[Stored entries]
>>>>>

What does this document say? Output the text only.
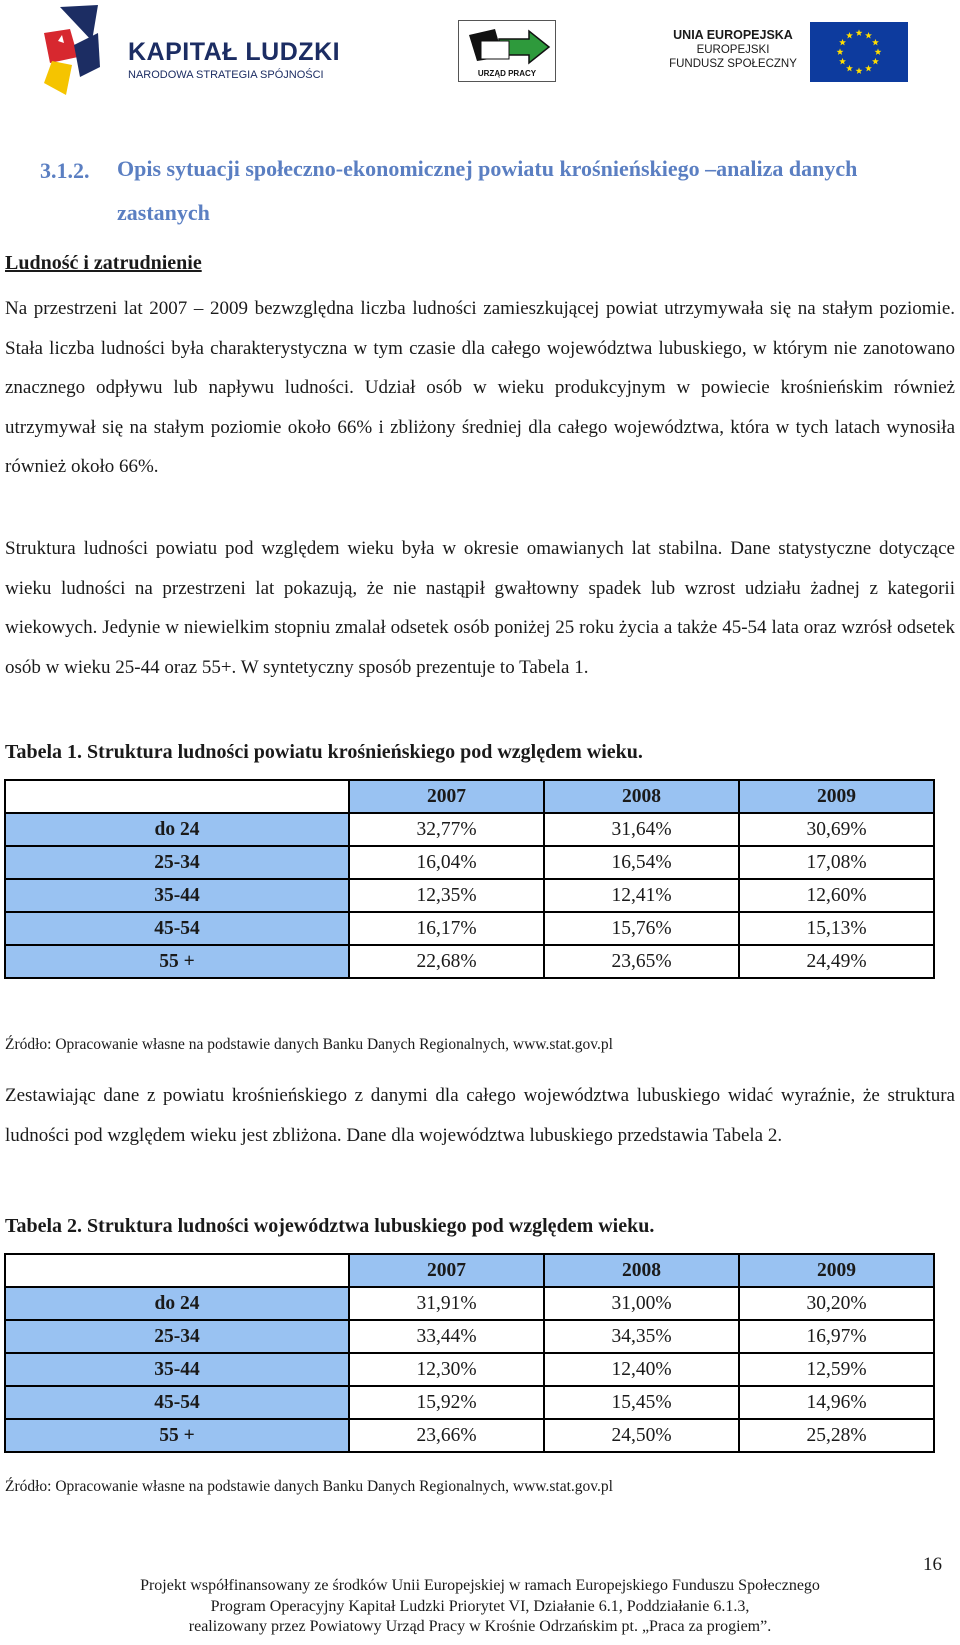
KAPITAŁ LUDZKI
NARODOWA STRATEGIA SPÓJNOŚCI	URZĄD PRACY
UNIA EUROPEJSKA
EUROPEJSKI
FUNDUSZ SPOŁECZNY
3.1.2. Opis sytuacji społeczno-ekonomicznej powiatu krośnieńskiego –analiza danych zastanych
Ludność i zatrudnienie
Na przestrzeni lat 2007 – 2009 bezwzględna liczba ludności zamieszkującej powiat utrzymywała się na stałym poziomie. Stała liczba ludności była charakterystyczna w tym czasie dla całego województwa lubuskiego, w którym nie zanotowano znacznego odpływu lub napływu ludności. Udział osób w wieku produkcyjnym w powiecie krośnieńskim również utrzymywał się na stałym poziomie około 66% i zbliżony średniej dla całego województwa, która w tych latach wynosiła również około 66%.
Struktura ludności powiatu pod względem wieku była w okresie omawianych lat stabilna. Dane statystyczne dotyczące wieku ludności na przestrzeni lat pokazują, że nie nastąpił gwałtowny spadek lub wzrost udziału żadnej z kategorii wiekowych. Jedynie w niewielkim stopniu zmalał odsetek osób poniżej 25 roku życia a także 45-54 lata oraz wzrósł odsetek osób w wieku 25-44 oraz 55+. W syntetyczny sposób prezentuje to Tabela 1.
Tabela 1. Struktura ludności powiatu krośnieńskiego pod względem wieku.
	2007	2008	2009
do 24	32,77%	31,64%	30,69%
25-34	16,04%	16,54%	17,08%
35-44	12,35%	12,41%	12,60%
45-54	16,17%	15,76%	15,13%
55 +	22,68%	23,65%	24,49%
Źródło: Opracowanie własne na podstawie danych Banku Danych Regionalnych, www.stat.gov.pl
Zestawiając dane z powiatu krośnieńskiego z danymi dla całego województwa lubuskiego widać wyraźnie, że struktura ludności pod względem wieku jest zbliżona. Dane dla województwa lubuskiego przedstawia Tabela 2.
Tabela 2. Struktura ludności województwa lubuskiego pod względem wieku.
	2007	2008	2009
do 24	31,91%	31,00%	30,20%
25-34	33,44%	34,35%	16,97%
35-44	12,30%	12,40%	12,59%
45-54	15,92%	15,45%	14,96%
55 +	23,66%	24,50%	25,28%
Źródło: Opracowanie własne na podstawie danych Banku Danych Regionalnych, www.stat.gov.pl
16
Projekt współfinansowany ze środków Unii Europejskiej w ramach Europejskiego Funduszu Społecznego
Program Operacyjny Kapitał Ludzki Priorytet VI, Działanie 6.1, Poddziałanie 6.1.3,
realizowany przez Powiatowy Urząd Pracy w Krośnie Odrzańskim pt. „Praca za progiem”.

<<<<<

:: What is being asked ::
Using the material above, retype each entry exactly and omit the pictures.

:: Result of the task ::
What does this document say? Output the text only.
KAPITAŁ LUDZKI
NARODOWA STRATEGIA SPÓJNOŚCI	URZĄD PRACY
UNIA EUROPEJSKA
EUROPEJSKI
FUNDUSZ SPOŁECZNY
3.1.2. Opis sytuacji społeczno-ekonomicznej powiatu krośnieńskiego –analiza danych zastanych
Ludność i zatrudnienie
Na przestrzeni lat 2007 – 2009 bezwzględna liczba ludności zamieszkującej powiat utrzymywała się na stałym poziomie. Stała liczba ludności była charakterystyczna w tym czasie dla całego województwa lubuskiego, w którym nie zanotowano znacznego odpływu lub napływu ludności. Udział osób w wieku produkcyjnym w powiecie krośnieńskim również utrzymywał się na stałym poziomie około 66% i zbliżony średniej dla całego województwa, która w tych latach wynosiła również około 66%.
Struktura ludności powiatu pod względem wieku była w okresie omawianych lat stabilna. Dane statystyczne dotyczące wieku ludności na przestrzeni lat pokazują, że nie nastąpił gwałtowny spadek lub wzrost udziału żadnej z kategorii wiekowych. Jedynie w niewielkim stopniu zmalał odsetek osób poniżej 25 roku życia a także 45-54 lata oraz wzrósł odsetek osób w wieku 25-44 oraz 55+. W syntetyczny sposób prezentuje to Tabela 1.
Tabela 1. Struktura ludności powiatu krośnieńskiego pod względem wieku.
	2007	2008	2009
do 24	32,77%	31,64%	30,69%
25-34	16,04%	16,54%	17,08%
35-44	12,35%	12,41%	12,60%
45-54	16,17%	15,76%	15,13%
55 +	22,68%	23,65%	24,49%
Źródło: Opracowanie własne na podstawie danych Banku Danych Regionalnych, www.stat.gov.pl
Zestawiając dane z powiatu krośnieńskiego z danymi dla całego województwa lubuskiego widać wyraźnie, że struktura ludności pod względem wieku jest zbliżona. Dane dla województwa lubuskiego przedstawia Tabela 2.
Tabela 2. Struktura ludności województwa lubuskiego pod względem wieku.
	2007	2008	2009
do 24	31,91%	31,00%	30,20%
25-34	33,44%	34,35%	16,97%
35-44	12,30%	12,40%	12,59%
45-54	15,92%	15,45%	14,96%
55 +	23,66%	24,50%	25,28%
Źródło: Opracowanie własne na podstawie danych Banku Danych Regionalnych, www.stat.gov.pl
16
Projekt współfinansowany ze środków Unii Europejskiej w ramach Europejskiego Funduszu Społecznego
Program Operacyjny Kapitał Ludzki Priorytet VI, Działanie 6.1, Poddziałanie 6.1.3,
realizowany przez Powiatowy Urząd Pracy w Krośnie Odrzańskim pt. „Praca za progiem”.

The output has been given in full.